>> Start EXTRACTED ENTRIES
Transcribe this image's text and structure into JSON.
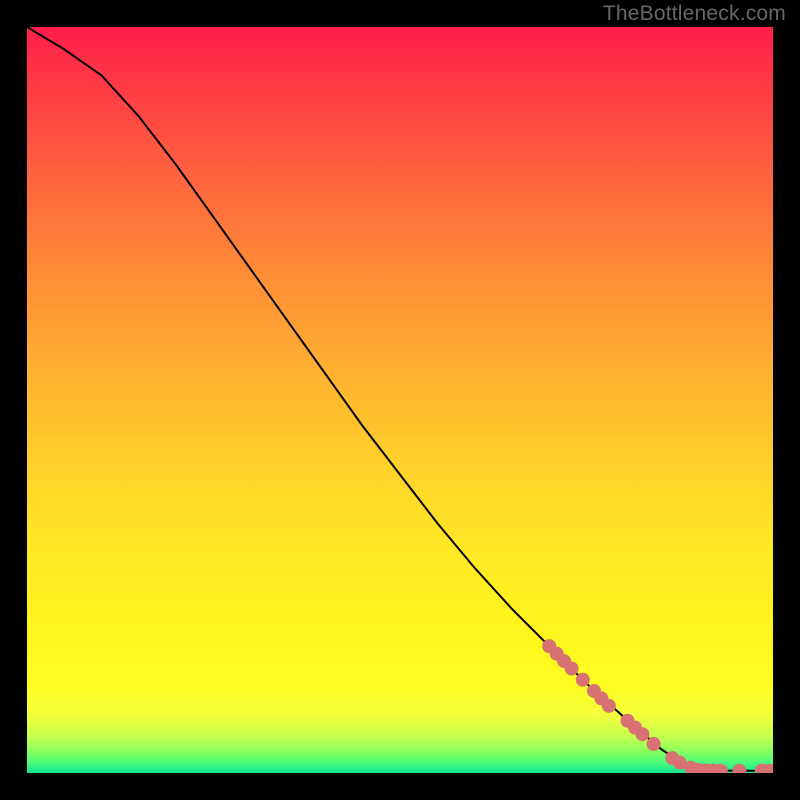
{
  "watermark": "TheBottleneck.com",
  "colors": {
    "dot": "#d87272",
    "curve": "#000000",
    "page_bg": "#000000"
  },
  "chart_data": {
    "type": "line",
    "title": "",
    "xlabel": "",
    "ylabel": "",
    "xlim": [
      0,
      100
    ],
    "ylim": [
      0,
      100
    ],
    "grid": false,
    "curve_points": [
      {
        "x": 0,
        "y": 100
      },
      {
        "x": 5,
        "y": 97
      },
      {
        "x": 10,
        "y": 93.5
      },
      {
        "x": 15,
        "y": 88
      },
      {
        "x": 20,
        "y": 81.5
      },
      {
        "x": 25,
        "y": 74.5
      },
      {
        "x": 30,
        "y": 67.5
      },
      {
        "x": 35,
        "y": 60.5
      },
      {
        "x": 40,
        "y": 53.5
      },
      {
        "x": 45,
        "y": 46.5
      },
      {
        "x": 50,
        "y": 40
      },
      {
        "x": 55,
        "y": 33.5
      },
      {
        "x": 60,
        "y": 27.5
      },
      {
        "x": 65,
        "y": 22
      },
      {
        "x": 70,
        "y": 17
      },
      {
        "x": 75,
        "y": 12
      },
      {
        "x": 80,
        "y": 7.5
      },
      {
        "x": 85,
        "y": 3.2
      },
      {
        "x": 88,
        "y": 1.2
      },
      {
        "x": 90,
        "y": 0.4
      },
      {
        "x": 95,
        "y": 0.3
      },
      {
        "x": 100,
        "y": 0.3
      }
    ],
    "marker_points": [
      {
        "x": 70.0,
        "y": 17.0,
        "r": 7
      },
      {
        "x": 71.0,
        "y": 16.0,
        "r": 7
      },
      {
        "x": 72.0,
        "y": 15.0,
        "r": 7
      },
      {
        "x": 73.0,
        "y": 14.0,
        "r": 7
      },
      {
        "x": 74.5,
        "y": 12.5,
        "r": 7
      },
      {
        "x": 76.0,
        "y": 11.0,
        "r": 7
      },
      {
        "x": 77.0,
        "y": 10.0,
        "r": 7
      },
      {
        "x": 78.0,
        "y": 9.0,
        "r": 7
      },
      {
        "x": 80.5,
        "y": 7.0,
        "r": 7
      },
      {
        "x": 81.5,
        "y": 6.1,
        "r": 7
      },
      {
        "x": 82.5,
        "y": 5.2,
        "r": 7
      },
      {
        "x": 84.0,
        "y": 3.9,
        "r": 7
      },
      {
        "x": 86.5,
        "y": 2.0,
        "r": 7
      },
      {
        "x": 87.5,
        "y": 1.4,
        "r": 7
      },
      {
        "x": 89.0,
        "y": 0.7,
        "r": 7
      },
      {
        "x": 90.0,
        "y": 0.4,
        "r": 7
      },
      {
        "x": 91.0,
        "y": 0.35,
        "r": 7
      },
      {
        "x": 92.0,
        "y": 0.32,
        "r": 7
      },
      {
        "x": 93.0,
        "y": 0.3,
        "r": 7
      },
      {
        "x": 95.5,
        "y": 0.3,
        "r": 7
      },
      {
        "x": 98.5,
        "y": 0.3,
        "r": 7
      },
      {
        "x": 99.5,
        "y": 0.3,
        "r": 7
      }
    ]
  }
}
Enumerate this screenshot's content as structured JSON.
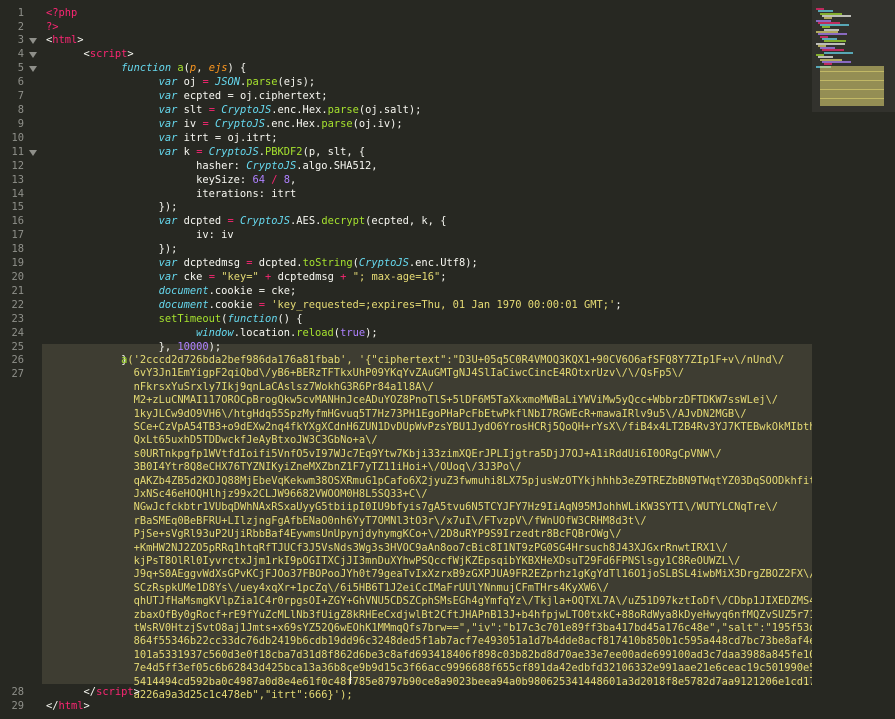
{
  "line_numbers": [
    "1",
    "2",
    "3",
    "4",
    "5",
    "6",
    "7",
    "8",
    "9",
    "10",
    "11",
    "12",
    "13",
    "14",
    "15",
    "16",
    "17",
    "18",
    "19",
    "20",
    "21",
    "22",
    "23",
    "24",
    "25",
    "26",
    "27",
    "28",
    "29"
  ],
  "code": {
    "l1": "<?php",
    "l2": "?>",
    "l3_tag": "html",
    "l4_tag": "script",
    "l5": {
      "kw": "function",
      "name": "a",
      "p1": "p",
      "p2": "ejs"
    },
    "l6": {
      "var": "var",
      "id": "oj",
      "obj": "JSON",
      "fn": "parse",
      "arg": "(ejs);"
    },
    "l7": {
      "var": "var",
      "rest": "ecpted = oj.ciphertext;"
    },
    "l8": {
      "var": "var",
      "id": "slt",
      "obj": "CryptoJS",
      "mid": ".enc.Hex.",
      "fn": "parse",
      "arg": "(oj.salt);"
    },
    "l9": {
      "var": "var",
      "id": "iv",
      "obj": "CryptoJS",
      "mid": ".enc.Hex.",
      "fn": "parse",
      "arg": "(oj.iv);"
    },
    "l10": {
      "var": "var",
      "rest": "itrt = oj.itrt;"
    },
    "l11": {
      "var": "var",
      "id": "k",
      "obj": "CryptoJS",
      "fn": "PBKDF2",
      "arg": "(p, slt, {"
    },
    "l12": {
      "key": "hasher: ",
      "obj": "CryptoJS",
      "rest": ".algo.SHA512,"
    },
    "l13": {
      "key": "keySize: ",
      "n1": "64",
      "n2": "8"
    },
    "l14": "iterations: itrt",
    "l15": "});",
    "l16": {
      "var": "var",
      "id": "dcpted",
      "obj": "CryptoJS",
      "mid": ".AES.",
      "fn": "decrypt",
      "arg": "(ecpted, k, {"
    },
    "l17": "iv: iv",
    "l18": "});",
    "l19": {
      "var": "var",
      "id": "dcptedmsg",
      "mid": "dcpted.",
      "fn": "toString",
      "obj": "CryptoJS",
      "rest": ".enc.Utf8);"
    },
    "l20": {
      "var": "var",
      "id": "cke",
      "s1": "\"key=\"",
      "mid": "dcptedmsg",
      "s2": "\"; max-age=16\""
    },
    "l21": {
      "obj": "document",
      "rest": ".cookie = cke;"
    },
    "l22": {
      "obj": "document",
      "s": "'key_requested=;expires=Thu, 01 Jan 1970 00:00:01 GMT;'"
    },
    "l23": {
      "fn": "setTimeout",
      "kw": "function"
    },
    "l24": {
      "obj": "window",
      "rest": ".location.",
      "fn": "reload",
      "b": "true"
    },
    "l25": {
      "n": "10000"
    },
    "l26": "}",
    "l27": [
      "a('2cccd2d726bda2bef986da176a81fbab', '{\"ciphertext\":\"D3U+05q5C0R4VMOQ3KQX1+90CV6O6afSFQ8Y7ZIp1F+v\\/nUnd\\/",
      "6vY3Jn1EmYigpF2qiQbd\\/yB6+BERzTFTkxUhP09YKqYvZAuGMTgNJ4SlIaCiwcCincE4ROtxrUzv\\/\\/QsFp5\\/",
      "nFkrsxYuSrxly7Ikj9qnLaCAslsz7WokhG3R6Pr84a1l8A\\/",
      "M2+zLuCNMAI117OROCpBrogQkw5cvMANHnJceADuYOZ8PnoTlS+5lDF6M5TaXkxmoMWBaLiYWViMw5yQcc+WbbrzDFTDKW7ssWLej\\/",
      "1kyJLCw9dO9VH6\\/htgHdq55SpzMyfmHGvuq5T7Hz73PH1EgoPHaPcFbEtwPkflNbI7RGWEcR+mawaIRlv9u5\\/AJvDN2MGB\\/",
      "SCe+CzVpA54TB3+o9dEXw2nq4fkYXgXCdnH6ZUN1DvDUpWvPzsYBU1JydO6YrosHCRj5QoQH+rYsX\\/fiB4x4LT2B4Rv3YJ7KTEBwkOkMIbth3MTbc\\/",
      "QxLt65uxhD5TDDwckfJeAyBtxoJW3C3GbNo+a\\/",
      "s0URTnkpgfp1WVtfdIoifi5VnfO5vI97WJc7Eq9Ytw7Kbji33zimXQErJPLIjgtra5DjJ7OJ+A1iRddUi6I0ORgCpVNW\\/",
      "3B0I4Ytr8Q8eCHX76TYZNIKyiZneMXZbnZ1F7yTZ11iHoi+\\/OUoq\\/3J3Po\\/",
      "qAKZb4ZB5d2KDJQ88MjEbeVqKekwm38OSXRmuG1pCafo6X2jyuZ3fwmuhi8LX75pjusWzOTYkjhhhb3eZ9TREZbBN9TWqtYZ03DqSOODkhfitt6Ky\\/",
      "JxNSc46eHOQHlhjz99x2CLJW96682VWOOM0H8L5SQ33+C\\/",
      "NGwJcfckbtr1VUbqDWhNAxRSxaUyyG5tbiipI0IU9bfyis7gA5tvu6N5TCYJFY7Hz9IiAqN95MJohhWLiKW3SYTI\\/WUTYLCNqTre\\/",
      "rBaSMEq0BeBFRU+LIlzjngFgAfbENaO0nh6YyT7OMNl3tO3r\\/x7uI\\/FTvzpV\\/fWnUOfW3CRHM8d3t\\/",
      "PjSe+sVgRl93uP2UjiRbbBaf4EywmsUnUpynjdyhymgKCo+\\/2D8uRYP9S9Irzedtr8BcFQBrOWg\\/",
      "+KmHW2NJ2ZO5pRRq1htqRfTJUCf3J5VsNds3Wg3s3HVOC9aAn8oo7cBic8I1NT9zPG0SG4Hrsuch8J43XJGxrRnwtIRX1\\/",
      "kjPsT8OlRl0IyvrctxJjm1rkI9pOGITXCjJI3mnDuXYhwPSQccfWjKZEpsqibYKBXHeXDsuT29Fd6FPNSlsgy1C8ReOUWZL\\/",
      "J9q+S0AEggvWdXsGPvKCjFJOo37FBOPooJYh0t79geaTvIxXzrxB9zGXPJUA9FR2EZprhz1gKgYdTl16O1joSLBSL4iwbMiX3DrgZBOZ2FX\\/",
      "SCzRspkUMe1D8Ys\\/uey4xqXr+1pcZq\\/6i5HB6T1J2eiCcIMaFrUUlYNnmujCFmTHrs4KyXW6\\/",
      "qhUTJfHaMsmgKVlpZia1C4r0rpgsOI+ZGY+GhVNU5CDSZCphSMsEGh4gYmfqYz\\/Tkjla+OQTXL7A\\/uZ51D97kztIoDf\\/CDbp1JIXEDZMS4NmmhzPi",
      "zbaxOfBy0gRocf+rE9fYuZcMLlNb3fUigZ8kRHEeCxdjwlBt2CftJHAPnB13J+b4hfpjwLTO0txkC+88oRdWya8kDyeHwyq6nfMQZvSUZ5r71+9zT+UpI4i",
      "tWsRV0HtzjSvtO8aj1Jmts+x69sYZ52Q6wEOhK1MMmqQfs7brw==\",\"iv\":\"b17c3c701e89ff3ba417bd45a176c48e\",\"salt\":\"195f53dfda50ded81",
      "864f55346b22cc33dc76db2419b6cdb19dd96c3248ded5f1ab7acf7e493051a1d7b4dde8acf817410b850b1c595a448cd7bc73be8af4e58f9b66be5",
      "101a5331937c560d3e0f18cba7d31d8f862d6be3c8afd693418406f898c03b82bd8d70ae33e7ee00ade699100ad3c7daa3988a845fe10b8478517d5",
      "7e4d5ff3ef05c6b62843d425bca13a36b8ce9b9d15c3f66acc9996688f655cf891da42edbfd32106332e991aae21e6ceac19c501990e5050f0b363c",
      "5414494cd592ba0c4987a0d8e4e61f0c48f785e8797b90ce8a9023beea94a0b980625341448601a3d2018f8e5782d7aa9121206e1cd173609ecc816",
      "a226a9a3d25c1c478eb\",\"itrt\":666}');"
    ],
    "l28_tag": "script",
    "l29_tag": "html"
  },
  "colors": {
    "background": "#272822",
    "gutter_text": "#8f908a",
    "keyword": "#f92672",
    "storage": "#66d9ef",
    "function": "#a6e22e",
    "parameter": "#fd971f",
    "number": "#ae81ff",
    "string": "#e6db74",
    "plain": "#f8f8f2",
    "current_line": "#3e3d32"
  },
  "icons": {
    "fold": "fold-triangle-icon"
  }
}
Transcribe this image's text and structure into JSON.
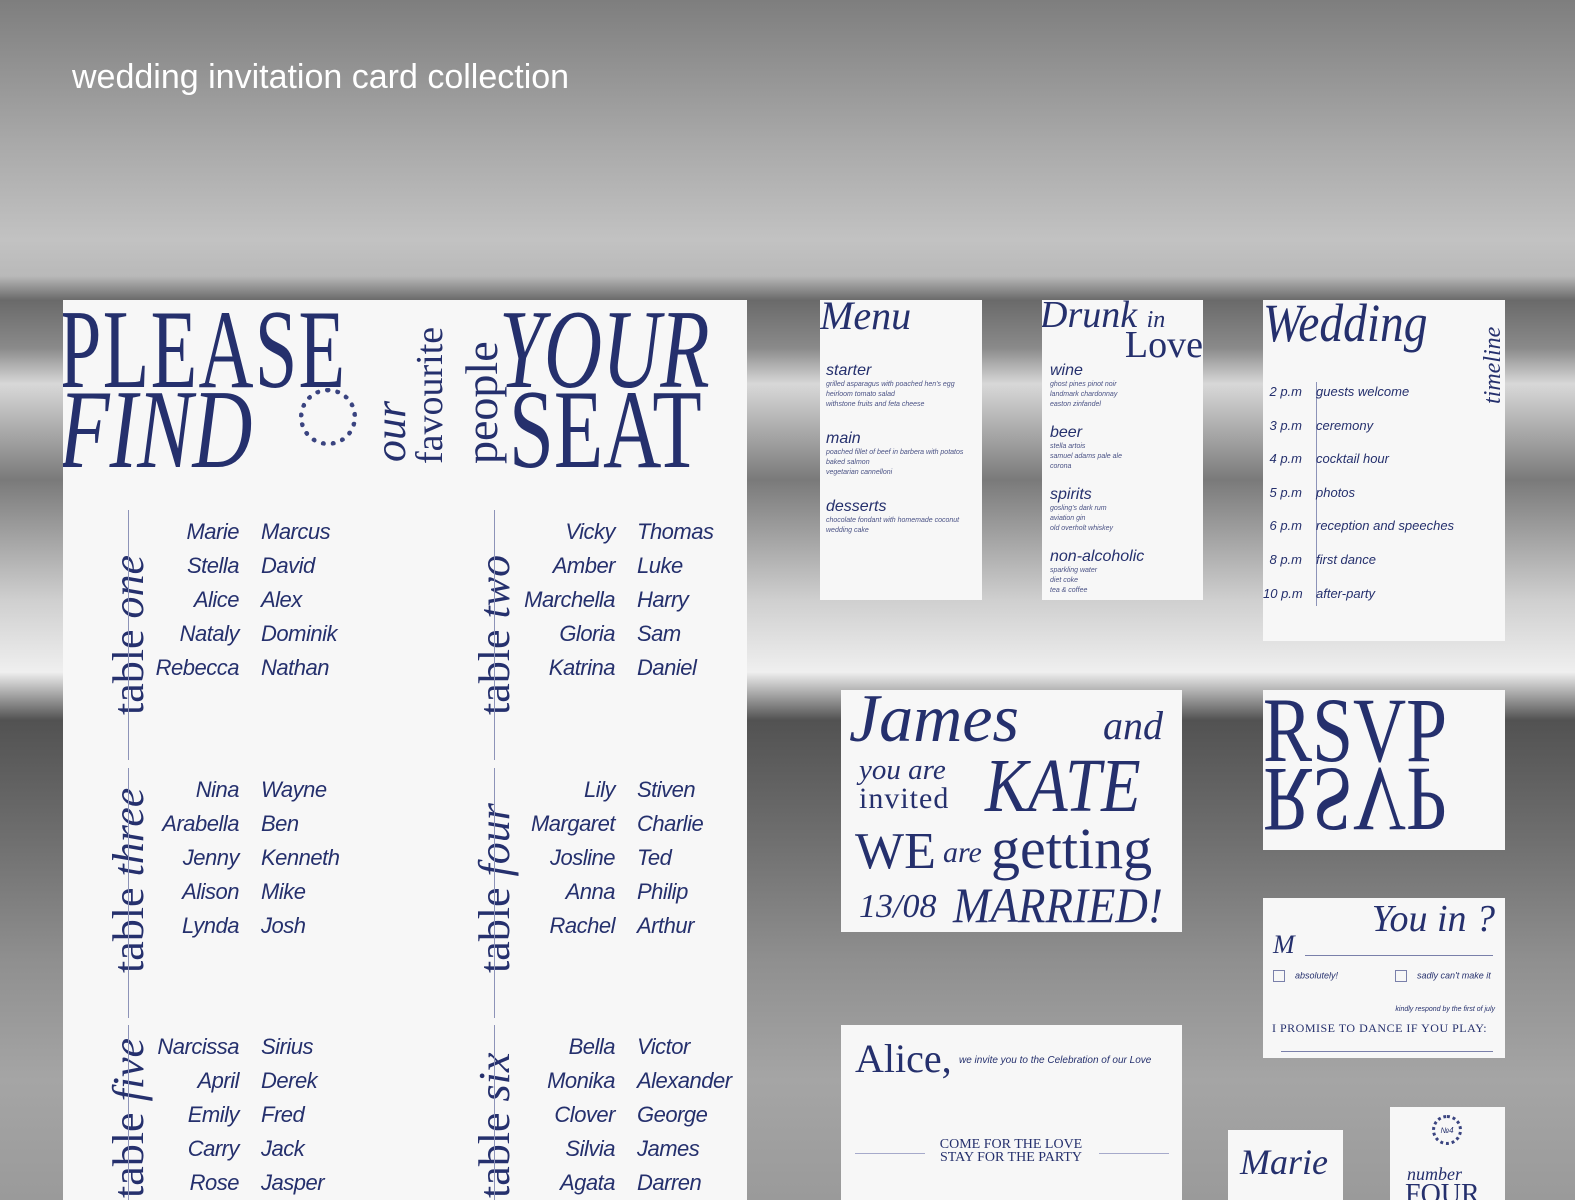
>> End EXTRACTED ENTRIES
WRITTEN EXERCISE
Check every line of the records above for the string "salt" and say how many contain it, giving the number alone.

SOLUTION TO THIS EXERCISE
2